Task requirements – Your task is to repeat the lines below exactly, excluding any pictures they contain.

Data provided –
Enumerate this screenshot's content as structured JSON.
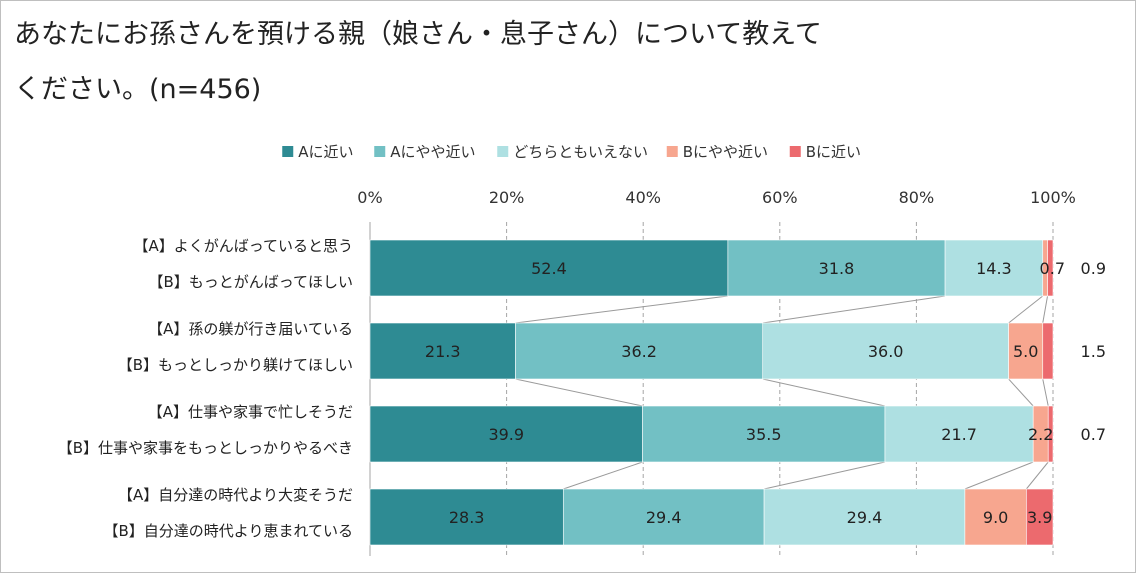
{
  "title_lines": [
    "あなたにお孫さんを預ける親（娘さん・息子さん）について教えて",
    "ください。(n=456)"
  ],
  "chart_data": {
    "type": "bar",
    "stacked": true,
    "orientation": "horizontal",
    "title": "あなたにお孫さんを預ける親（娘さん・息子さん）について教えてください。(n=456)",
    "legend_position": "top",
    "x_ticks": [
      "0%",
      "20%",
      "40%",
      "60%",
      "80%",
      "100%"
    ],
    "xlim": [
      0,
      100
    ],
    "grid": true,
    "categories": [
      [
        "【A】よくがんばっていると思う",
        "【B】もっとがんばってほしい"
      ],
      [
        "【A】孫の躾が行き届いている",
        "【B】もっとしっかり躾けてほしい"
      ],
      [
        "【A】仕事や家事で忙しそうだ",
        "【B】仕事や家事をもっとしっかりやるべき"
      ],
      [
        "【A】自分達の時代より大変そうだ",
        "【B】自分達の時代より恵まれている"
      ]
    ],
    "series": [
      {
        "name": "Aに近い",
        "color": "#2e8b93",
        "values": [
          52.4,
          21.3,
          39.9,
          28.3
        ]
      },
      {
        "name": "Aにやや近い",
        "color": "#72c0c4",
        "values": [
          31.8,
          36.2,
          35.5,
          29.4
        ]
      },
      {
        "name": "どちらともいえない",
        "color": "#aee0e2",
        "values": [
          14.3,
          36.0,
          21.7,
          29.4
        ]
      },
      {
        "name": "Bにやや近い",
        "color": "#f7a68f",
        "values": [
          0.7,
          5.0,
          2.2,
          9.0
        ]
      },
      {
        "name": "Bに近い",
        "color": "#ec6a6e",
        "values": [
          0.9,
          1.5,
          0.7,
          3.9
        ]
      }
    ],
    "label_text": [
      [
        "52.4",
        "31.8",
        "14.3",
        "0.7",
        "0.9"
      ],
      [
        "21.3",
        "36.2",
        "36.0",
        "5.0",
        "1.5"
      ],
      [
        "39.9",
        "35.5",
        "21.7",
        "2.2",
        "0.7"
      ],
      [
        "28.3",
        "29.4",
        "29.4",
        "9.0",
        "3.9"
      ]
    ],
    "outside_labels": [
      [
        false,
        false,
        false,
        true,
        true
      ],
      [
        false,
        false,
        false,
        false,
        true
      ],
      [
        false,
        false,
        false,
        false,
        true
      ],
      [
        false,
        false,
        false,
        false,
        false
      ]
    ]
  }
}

Solution –
Enumerate this screenshot's content as structured JSON.
{
  "title_lines": [
    "あなたにお孫さんを預ける親（娘さん・息子さん）について教えて",
    "ください。(n=456)"
  ],
  "chart_data": {
    "type": "bar",
    "stacked": true,
    "orientation": "horizontal",
    "title": "あなたにお孫さんを預ける親（娘さん・息子さん）について教えてください。(n=456)",
    "legend_position": "top",
    "x_ticks": [
      "0%",
      "20%",
      "40%",
      "60%",
      "80%",
      "100%"
    ],
    "xlim": [
      0,
      100
    ],
    "grid": true,
    "categories": [
      [
        "【A】よくがんばっていると思う",
        "【B】もっとがんばってほしい"
      ],
      [
        "【A】孫の躾が行き届いている",
        "【B】もっとしっかり躾けてほしい"
      ],
      [
        "【A】仕事や家事で忙しそうだ",
        "【B】仕事や家事をもっとしっかりやるべき"
      ],
      [
        "【A】自分達の時代より大変そうだ",
        "【B】自分達の時代より恵まれている"
      ]
    ],
    "series": [
      {
        "name": "Aに近い",
        "color": "#2e8b93",
        "values": [
          52.4,
          21.3,
          39.9,
          28.3
        ]
      },
      {
        "name": "Aにやや近い",
        "color": "#72c0c4",
        "values": [
          31.8,
          36.2,
          35.5,
          29.4
        ]
      },
      {
        "name": "どちらともいえない",
        "color": "#aee0e2",
        "values": [
          14.3,
          36.0,
          21.7,
          29.4
        ]
      },
      {
        "name": "Bにやや近い",
        "color": "#f7a68f",
        "values": [
          0.7,
          5.0,
          2.2,
          9.0
        ]
      },
      {
        "name": "Bに近い",
        "color": "#ec6a6e",
        "values": [
          0.9,
          1.5,
          0.7,
          3.9
        ]
      }
    ],
    "label_text": [
      [
        "52.4",
        "31.8",
        "14.3",
        "0.7",
        "0.9"
      ],
      [
        "21.3",
        "36.2",
        "36.0",
        "5.0",
        "1.5"
      ],
      [
        "39.9",
        "35.5",
        "21.7",
        "2.2",
        "0.7"
      ],
      [
        "28.3",
        "29.4",
        "29.4",
        "9.0",
        "3.9"
      ]
    ],
    "outside_labels": [
      [
        false,
        false,
        false,
        true,
        true
      ],
      [
        false,
        false,
        false,
        false,
        true
      ],
      [
        false,
        false,
        false,
        false,
        true
      ],
      [
        false,
        false,
        false,
        false,
        false
      ]
    ]
  }
}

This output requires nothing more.